(Spatial annotation items)
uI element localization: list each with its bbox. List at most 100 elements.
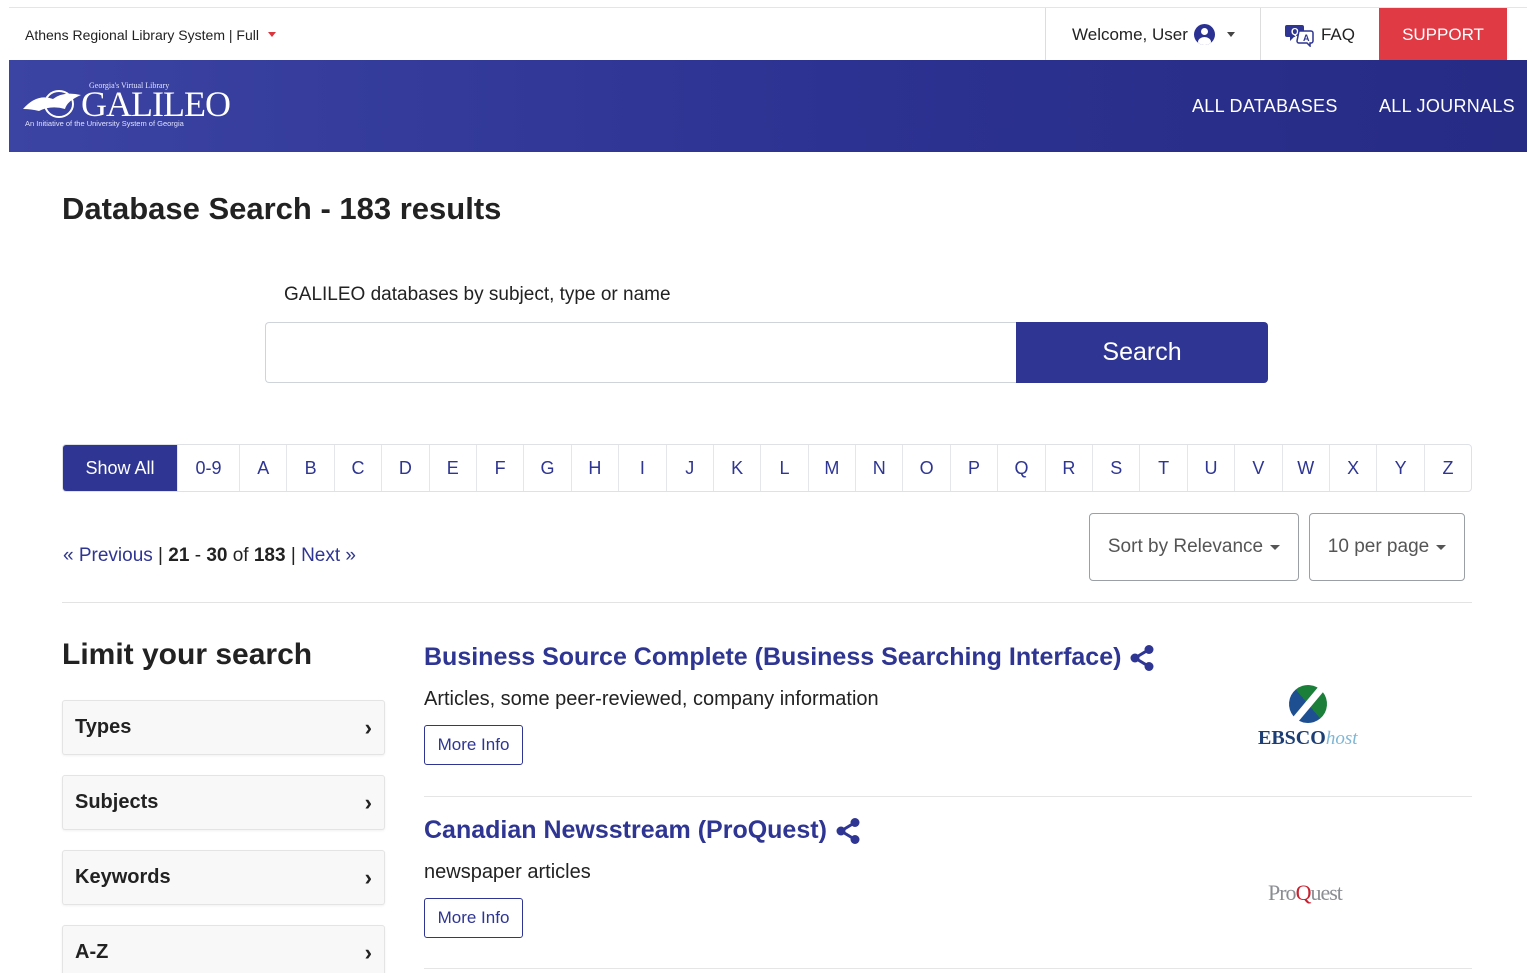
user-avatar-icon [1193,24,1215,45]
top-utility-bar: Athens Regional Library System | Full We… [9,7,1527,61]
letter-q[interactable]: Q [997,445,1044,491]
result-divider [424,968,1472,969]
search-button[interactable]: Search [1016,322,1268,383]
letter-r[interactable]: R [1044,445,1092,491]
chevron-right-icon: › [364,789,372,815]
alphabet-filter: Show All 0-9 A B C D E F G H I J K L M N… [62,444,1472,492]
facet-subjects[interactable]: Subjects › [62,775,385,830]
letter-v[interactable]: V [1234,445,1281,491]
share-icon[interactable] [836,817,860,844]
letter-j[interactable]: J [665,445,713,491]
letter-show-all[interactable]: Show All [63,445,177,491]
previous-page-link[interactable]: « Previous [63,545,153,566]
logo-wordmark: GALILEO [81,84,231,124]
letter-x[interactable]: X [1328,445,1376,491]
faq-label: FAQ [1320,24,1355,44]
letter-b[interactable]: B [286,445,333,491]
search-label: GALILEO databases by subject, type or na… [284,284,671,305]
letter-l[interactable]: L [760,445,807,491]
share-icon[interactable] [1130,644,1154,671]
facet-label: Types [75,716,132,738]
facet-label: A-Z [75,941,109,963]
more-info-button[interactable]: More Info [424,725,523,765]
vendor-name-c: uest [1310,880,1342,905]
nav-all-journals[interactable]: ALL JOURNALS [1379,60,1515,152]
chevron-down-icon [267,32,276,37]
vendor-name: EBSCO [1258,727,1326,749]
chevron-right-icon: › [364,939,372,965]
letter-k[interactable]: K [712,445,760,491]
letter-t[interactable]: T [1139,445,1186,491]
chevron-right-icon: › [364,864,372,890]
chevron-right-icon: › [364,714,372,740]
letter-g[interactable]: G [523,445,570,491]
letter-c[interactable]: C [333,445,381,491]
letter-u[interactable]: U [1186,445,1234,491]
svg-text:A: A [1303,33,1310,43]
support-button[interactable]: SUPPORT [1379,8,1507,61]
letter-o[interactable]: O [902,445,949,491]
range-dash: - [189,545,207,566]
letter-a[interactable]: A [239,445,286,491]
facet-label: Subjects [75,791,159,813]
letter-h[interactable]: H [570,445,618,491]
pager-separator: | [285,545,302,566]
chevron-down-icon [1436,544,1447,550]
range-start: 21 [168,545,190,566]
result-divider [424,796,1472,797]
total-count: 183 [253,545,286,566]
sort-label: Sort by Relevance [1107,536,1264,557]
letter-s[interactable]: S [1092,445,1139,491]
limit-search-title: Limit your search [62,638,313,671]
result-title: Canadian Newsstream (ProQuest) [424,816,827,844]
letter-f[interactable]: F [475,445,523,491]
page-title: Database Search - 183 results [62,191,502,226]
vendor-suffix: host [1325,728,1358,749]
letter-0-9[interactable]: 0-9 [177,445,239,491]
facet-a-z[interactable]: A-Z › [62,925,385,973]
user-menu[interactable]: Welcome, User [1045,8,1260,61]
letter-w[interactable]: W [1281,445,1329,491]
result-title-link[interactable]: Canadian Newsstream (ProQuest) [424,816,860,845]
next-page-link[interactable]: Next » [301,545,356,566]
facet-label: Keywords [75,866,171,888]
sort-dropdown[interactable]: Sort by Relevance [1089,513,1299,581]
faq-link[interactable]: Q A FAQ [1260,8,1379,61]
range-end: 30 [206,545,228,566]
result-title: Business Source Complete (Business Searc… [424,643,1122,671]
letter-m[interactable]: M [807,445,855,491]
institution-label: Athens Regional Library System | Full [25,26,259,43]
institution-selector[interactable]: Athens Regional Library System | Full [25,8,276,61]
ebsco-wordmark: EBSCOhost [1258,727,1358,750]
result-title-link[interactable]: Business Source Complete (Business Searc… [424,643,1154,672]
result-description: newspaper articles [424,861,591,883]
letter-y[interactable]: Y [1376,445,1423,491]
result-description: Articles, some peer-reviewed, company in… [424,688,879,710]
per-page-label: 10 per page [1327,536,1430,557]
search-input[interactable] [265,322,1017,383]
letter-i[interactable]: I [618,445,665,491]
letter-p[interactable]: P [949,445,997,491]
facet-types[interactable]: Types › [62,700,385,755]
ebscohost-logo: EBSCOhost [1250,677,1365,753]
vendor-name-a: Pro [1268,880,1297,905]
letter-z[interactable]: Z [1423,445,1471,491]
welcome-label: Welcome, User [1072,24,1188,44]
more-info-button[interactable]: More Info [424,898,523,938]
per-page-dropdown[interactable]: 10 per page [1309,513,1465,581]
galileo-logo[interactable]: Georgia's Virtual Library GALILEO An Ini… [23,81,231,131]
chevron-down-icon [1270,544,1281,550]
pagination: « Previous | 21 - 30 of 183 | Next » [63,545,356,567]
chevron-down-icon [1226,32,1235,37]
proquest-logo: ProQuest [1268,880,1343,906]
support-label: SUPPORT [1402,24,1484,44]
range-of: of [227,545,254,566]
facet-keywords[interactable]: Keywords › [62,850,385,905]
letter-n[interactable]: N [855,445,902,491]
nav-all-databases[interactable]: ALL DATABASES [1192,60,1338,152]
pager-separator: | [152,545,169,566]
letter-d[interactable]: D [381,445,428,491]
site-banner: Georgia's Virtual Library GALILEO An Ini… [9,60,1527,152]
letter-e[interactable]: E [428,445,476,491]
chat-bubbles-icon: Q A [1284,23,1315,47]
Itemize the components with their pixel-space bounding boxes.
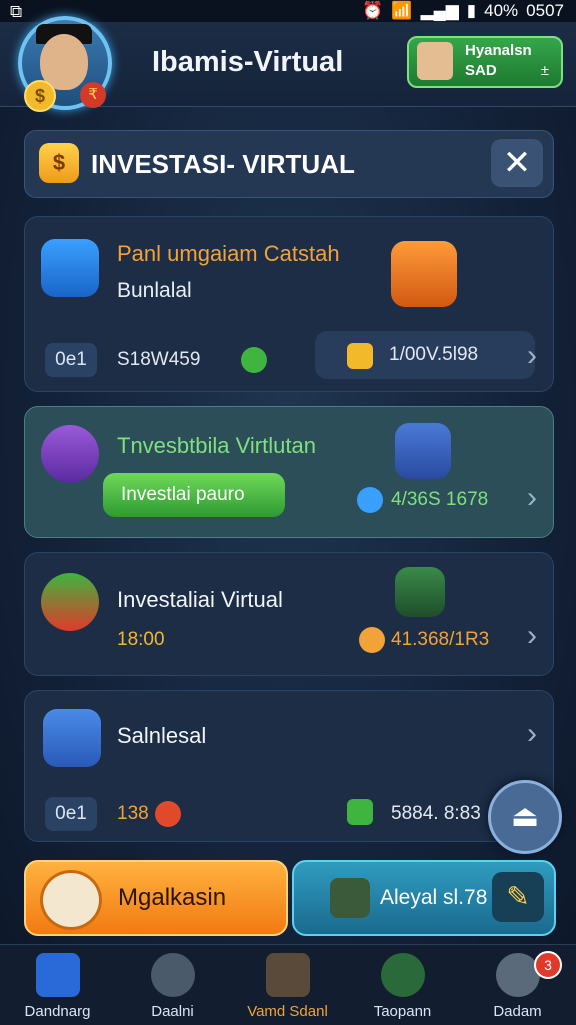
wifi-icon: 📶 (391, 1, 413, 20)
clock: 0507 (526, 1, 564, 20)
profile-chip[interactable]: Hyanalsn SAD ± (407, 36, 563, 88)
nav-item-profile[interactable]: 3 Dadam (460, 945, 575, 1025)
calculator-icon (395, 423, 451, 479)
dollar-coin-icon: $ (24, 80, 56, 112)
nav-label: Taopann (373, 1003, 432, 1020)
alarm-icon: ⏰ (362, 1, 384, 20)
clock-icon (359, 627, 385, 653)
tablet-icon (391, 241, 457, 307)
app-title: Ibamis-Virtual (152, 46, 344, 78)
home-icon (36, 953, 80, 997)
pen-icon (266, 953, 310, 997)
screenshot-icon: ⧉ (10, 2, 23, 21)
cash-stack-icon (347, 799, 373, 825)
card-title: Investaliai Virtual (117, 587, 283, 612)
investment-icon: $ (39, 143, 79, 183)
lock-button[interactable]: ⏏ (488, 780, 562, 854)
secondary-action-label: Aleyal sl.78 (380, 886, 488, 909)
card-time: 18:00 (117, 629, 165, 650)
battery-percent: 40% (484, 1, 519, 20)
battery-icon: ▮ (466, 1, 477, 20)
amount-box: 1/00V.5l98 (315, 331, 535, 379)
card-left-value: S18W459 (117, 349, 201, 370)
card-pill: 0e1 (45, 797, 97, 831)
nav-item-home[interactable]: Dandnarg (0, 945, 115, 1025)
panel-title: INVESTASI- VIRTUAL (91, 149, 355, 179)
investment-card[interactable]: Panl umgaiam Catstah Bunlalal 0e1 S18W45… (24, 216, 554, 392)
card-title: Tnvesbtbila Virtlutan (117, 433, 316, 458)
card-subtitle: Bunlalal (117, 279, 192, 302)
profile-icon (496, 953, 540, 997)
nav-label: Dandnarg (24, 1003, 91, 1020)
secondary-action-button[interactable]: Aleyal sl.78 ✎ (292, 860, 556, 936)
cash-icon (347, 343, 373, 369)
card-title: Panl umgaiam Catstah (117, 241, 340, 266)
card-amount: 4/36S 1678 (391, 489, 489, 510)
blocked-icon (41, 573, 99, 631)
document-icon (40, 870, 102, 930)
profile-picture (417, 42, 453, 80)
notification-badge: 3 (534, 951, 562, 979)
tools-icon[interactable]: ✎ (492, 872, 544, 922)
bottom-nav: Dandnarg Daalni Vamd Sdanl Taopann 3 Dad… (0, 944, 576, 1025)
close-button[interactable]: ✕ (491, 139, 543, 187)
card-amount: 5884. 8:83 (391, 803, 481, 824)
card-title: Salnlesal (117, 723, 207, 748)
invest-button[interactable]: Investlai pauro (103, 473, 285, 517)
chevron-right-icon[interactable]: › (527, 619, 537, 653)
investment-card[interactable]: Tnvesbtbila Virtlutan Investlai pauro 4/… (24, 406, 554, 538)
nav-label: Vamd Sdanl (247, 1003, 328, 1020)
card-amount: 41.368/1R3 (391, 629, 490, 650)
check-icon (241, 347, 267, 373)
nav-item-settings[interactable]: Daalni (115, 945, 230, 1025)
profile-sign: ± (540, 62, 549, 79)
status-bar: ⧉ ⏰ 📶 ▂▄▆ ▮ 40% 0507 (0, 0, 576, 22)
profile-sub: SAD (465, 62, 497, 79)
nav-item-pen[interactable]: Vamd Sdanl (230, 945, 345, 1025)
trophy-icon (330, 878, 370, 918)
nav-label: Dadam (493, 1003, 542, 1020)
coin-icon (155, 801, 181, 827)
card-left-value: 138 (117, 803, 149, 824)
investment-card[interactable]: Salnlesal › 0e1 138 5884. 8:83 (24, 690, 554, 842)
money-bag-icon (41, 425, 99, 483)
chevron-right-icon[interactable]: › (527, 481, 537, 515)
coin-icon (357, 487, 383, 513)
nav-label: Daalni (151, 1003, 194, 1020)
chart-board-icon (395, 567, 445, 617)
coin-stack-icon (41, 239, 99, 297)
investment-card[interactable]: Investaliai Virtual 18:00 41.368/1R3 › (24, 552, 554, 676)
chevron-right-icon[interactable]: › (527, 717, 537, 751)
section-panel: $ INVESTASI- VIRTUAL ✕ (24, 130, 554, 198)
rupiah-coin-icon: ₹ (80, 82, 106, 108)
profile-name: Hyanalsn (465, 42, 532, 59)
nav-item-search[interactable]: Taopann (345, 945, 460, 1025)
card-amount: 1/00V.5l98 (389, 344, 479, 365)
primary-action-label: Mgalkasin (118, 884, 227, 911)
wallet-icon (43, 709, 101, 767)
chevron-right-icon[interactable]: › (527, 339, 537, 373)
primary-action-button[interactable]: Mgalkasin (24, 860, 288, 936)
card-pill: 0e1 (45, 343, 97, 377)
settings-gear-icon (151, 953, 195, 997)
search-icon (381, 953, 425, 997)
signal-icon: ▂▄▆ (420, 1, 459, 20)
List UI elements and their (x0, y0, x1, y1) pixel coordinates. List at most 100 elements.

Exercise:
Set down the lines between the one holding "user-avatar-icon [1193,24,1215,45]" and the one holding "chevron-right-icon: › [364,789,372,815]", inclusive, exactly as they appear in the items above.

Result:
user-avatar-icon [1193,24,1215,45]
top-utility-bar: Athens Regional Library System | Full We… [9,7,1527,61]
letter-q[interactable]: Q [997,445,1044,491]
result-divider [424,968,1472,969]
search-button[interactable]: Search [1016,322,1268,383]
letter-r[interactable]: R [1044,445,1092,491]
chevron-right-icon: › [364,789,372,815]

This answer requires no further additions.